### A run of records
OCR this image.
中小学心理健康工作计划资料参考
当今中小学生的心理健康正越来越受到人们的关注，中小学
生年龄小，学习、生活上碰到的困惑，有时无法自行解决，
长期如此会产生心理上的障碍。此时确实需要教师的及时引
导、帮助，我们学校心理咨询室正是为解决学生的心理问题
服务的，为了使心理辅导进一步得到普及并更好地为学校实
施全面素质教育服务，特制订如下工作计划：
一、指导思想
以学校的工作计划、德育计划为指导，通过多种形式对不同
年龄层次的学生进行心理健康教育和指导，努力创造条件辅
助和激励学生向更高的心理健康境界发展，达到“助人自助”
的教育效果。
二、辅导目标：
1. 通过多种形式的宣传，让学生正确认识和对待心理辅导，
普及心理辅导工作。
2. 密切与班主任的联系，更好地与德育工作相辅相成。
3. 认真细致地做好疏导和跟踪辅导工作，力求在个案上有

### WHAT IS EXPECTED
Without changing a word, restate the whole listing.

### ANSWER TO THIS TASK
OCR this image.
中小学心理健康工作计划资料参考
当今中小学生的心理健康正越来越受到人们的关注，中小学
生年龄小，学习、生活上碰到的困惑，有时无法自行解决，
长期如此会产生心理上的障碍。此时确实需要教师的及时引
导、帮助，我们学校心理咨询室正是为解决学生的心理问题
服务的，为了使心理辅导进一步得到普及并更好地为学校实
施全面素质教育服务，特制订如下工作计划：
一、指导思想
以学校的工作计划、德育计划为指导，通过多种形式对不同
年龄层次的学生进行心理健康教育和指导，努力创造条件辅
助和激励学生向更高的心理健康境界发展，达到“助人自助”
的教育效果。
二、辅导目标：
1. 通过多种形式的宣传，让学生正确认识和对待心理辅导，
普及心理辅导工作。
2. 密切与班主任的联系，更好地与德育工作相辅相成。
3. 认真细致地做好疏导和跟踪辅导工作，力求在个案上有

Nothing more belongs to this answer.